Short task –
Lift out all lines below that contain "февраля".

Saved data entries

=====

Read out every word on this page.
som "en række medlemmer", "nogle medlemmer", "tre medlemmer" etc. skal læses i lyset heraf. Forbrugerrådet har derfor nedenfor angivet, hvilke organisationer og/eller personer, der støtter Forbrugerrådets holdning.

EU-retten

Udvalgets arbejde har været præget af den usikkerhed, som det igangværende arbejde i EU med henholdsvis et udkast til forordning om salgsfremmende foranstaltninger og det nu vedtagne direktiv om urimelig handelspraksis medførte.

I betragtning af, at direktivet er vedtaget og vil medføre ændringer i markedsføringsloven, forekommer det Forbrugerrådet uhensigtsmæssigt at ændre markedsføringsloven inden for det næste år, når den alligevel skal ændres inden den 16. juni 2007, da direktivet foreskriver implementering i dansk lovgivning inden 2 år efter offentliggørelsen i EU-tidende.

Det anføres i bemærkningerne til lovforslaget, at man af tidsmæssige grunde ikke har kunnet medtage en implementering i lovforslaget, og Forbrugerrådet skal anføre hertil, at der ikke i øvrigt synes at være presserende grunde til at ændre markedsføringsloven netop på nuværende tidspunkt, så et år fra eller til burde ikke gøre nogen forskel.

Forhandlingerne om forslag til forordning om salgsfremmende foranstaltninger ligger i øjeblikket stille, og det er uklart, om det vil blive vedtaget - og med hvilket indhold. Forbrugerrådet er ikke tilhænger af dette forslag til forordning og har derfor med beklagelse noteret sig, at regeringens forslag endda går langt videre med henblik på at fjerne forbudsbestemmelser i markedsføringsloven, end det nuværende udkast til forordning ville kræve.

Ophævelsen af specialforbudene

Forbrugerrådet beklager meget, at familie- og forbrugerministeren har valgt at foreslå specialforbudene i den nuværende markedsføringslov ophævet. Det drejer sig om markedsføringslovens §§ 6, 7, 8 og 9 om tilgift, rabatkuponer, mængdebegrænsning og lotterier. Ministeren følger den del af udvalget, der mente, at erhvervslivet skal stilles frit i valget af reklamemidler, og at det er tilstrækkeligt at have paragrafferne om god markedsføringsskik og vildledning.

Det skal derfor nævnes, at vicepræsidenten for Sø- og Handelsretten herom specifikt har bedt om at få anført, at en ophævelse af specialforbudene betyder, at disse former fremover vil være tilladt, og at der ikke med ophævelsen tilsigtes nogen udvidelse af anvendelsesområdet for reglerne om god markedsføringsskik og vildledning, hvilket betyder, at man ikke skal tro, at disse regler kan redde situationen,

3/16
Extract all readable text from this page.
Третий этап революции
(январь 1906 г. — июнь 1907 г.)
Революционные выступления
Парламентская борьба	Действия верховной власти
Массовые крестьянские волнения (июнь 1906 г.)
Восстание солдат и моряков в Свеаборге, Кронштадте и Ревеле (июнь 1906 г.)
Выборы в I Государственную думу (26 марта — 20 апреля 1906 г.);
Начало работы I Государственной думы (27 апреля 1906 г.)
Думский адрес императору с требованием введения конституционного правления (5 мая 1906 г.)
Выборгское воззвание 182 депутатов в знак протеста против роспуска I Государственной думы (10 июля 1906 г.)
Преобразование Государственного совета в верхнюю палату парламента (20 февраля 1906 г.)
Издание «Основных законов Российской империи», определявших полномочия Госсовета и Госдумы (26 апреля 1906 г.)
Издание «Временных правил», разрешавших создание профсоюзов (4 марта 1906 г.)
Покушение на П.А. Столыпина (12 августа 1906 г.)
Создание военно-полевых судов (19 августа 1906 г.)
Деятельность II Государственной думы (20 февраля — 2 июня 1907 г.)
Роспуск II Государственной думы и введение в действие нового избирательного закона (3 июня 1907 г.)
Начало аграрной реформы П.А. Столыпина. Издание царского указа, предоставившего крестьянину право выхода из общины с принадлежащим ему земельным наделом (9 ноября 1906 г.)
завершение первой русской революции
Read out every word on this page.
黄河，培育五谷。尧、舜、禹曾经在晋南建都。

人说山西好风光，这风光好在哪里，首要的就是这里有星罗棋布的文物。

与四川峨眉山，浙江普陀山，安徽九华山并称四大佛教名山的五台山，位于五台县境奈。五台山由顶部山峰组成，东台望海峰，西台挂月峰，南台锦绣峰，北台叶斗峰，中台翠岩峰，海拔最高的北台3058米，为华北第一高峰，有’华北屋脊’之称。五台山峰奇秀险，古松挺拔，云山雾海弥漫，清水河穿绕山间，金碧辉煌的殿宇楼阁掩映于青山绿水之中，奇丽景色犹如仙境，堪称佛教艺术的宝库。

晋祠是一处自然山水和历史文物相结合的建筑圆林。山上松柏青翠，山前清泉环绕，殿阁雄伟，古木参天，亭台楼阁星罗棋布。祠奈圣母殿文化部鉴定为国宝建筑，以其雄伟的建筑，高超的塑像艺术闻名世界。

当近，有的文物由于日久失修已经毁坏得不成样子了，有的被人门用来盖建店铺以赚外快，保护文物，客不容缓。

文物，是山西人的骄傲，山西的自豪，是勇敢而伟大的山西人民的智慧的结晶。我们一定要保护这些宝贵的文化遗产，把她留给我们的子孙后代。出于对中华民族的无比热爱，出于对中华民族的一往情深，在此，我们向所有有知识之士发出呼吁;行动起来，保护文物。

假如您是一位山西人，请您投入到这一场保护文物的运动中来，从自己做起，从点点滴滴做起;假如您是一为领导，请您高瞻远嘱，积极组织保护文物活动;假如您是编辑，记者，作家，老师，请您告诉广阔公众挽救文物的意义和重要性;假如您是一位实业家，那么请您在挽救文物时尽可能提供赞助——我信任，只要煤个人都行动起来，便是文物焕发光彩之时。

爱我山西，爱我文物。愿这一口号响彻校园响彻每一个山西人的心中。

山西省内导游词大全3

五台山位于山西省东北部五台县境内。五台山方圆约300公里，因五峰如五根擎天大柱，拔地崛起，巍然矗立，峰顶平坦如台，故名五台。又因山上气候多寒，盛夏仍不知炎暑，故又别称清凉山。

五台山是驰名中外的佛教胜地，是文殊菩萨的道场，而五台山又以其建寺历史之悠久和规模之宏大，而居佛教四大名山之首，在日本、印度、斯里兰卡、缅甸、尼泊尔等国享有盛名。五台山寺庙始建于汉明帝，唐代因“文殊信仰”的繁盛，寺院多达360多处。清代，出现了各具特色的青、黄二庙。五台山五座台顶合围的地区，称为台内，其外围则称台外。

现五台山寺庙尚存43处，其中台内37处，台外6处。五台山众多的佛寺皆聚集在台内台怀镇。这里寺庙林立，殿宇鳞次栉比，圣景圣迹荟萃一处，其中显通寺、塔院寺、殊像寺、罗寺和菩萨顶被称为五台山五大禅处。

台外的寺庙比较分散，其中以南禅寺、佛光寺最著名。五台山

=====

Expected output –
Преобразование Государственного совета в верхнюю палату парламента (20 февраля 1906 г.)
Деятельность II Государственной думы (20 февраля — 2 июня 1907 г.)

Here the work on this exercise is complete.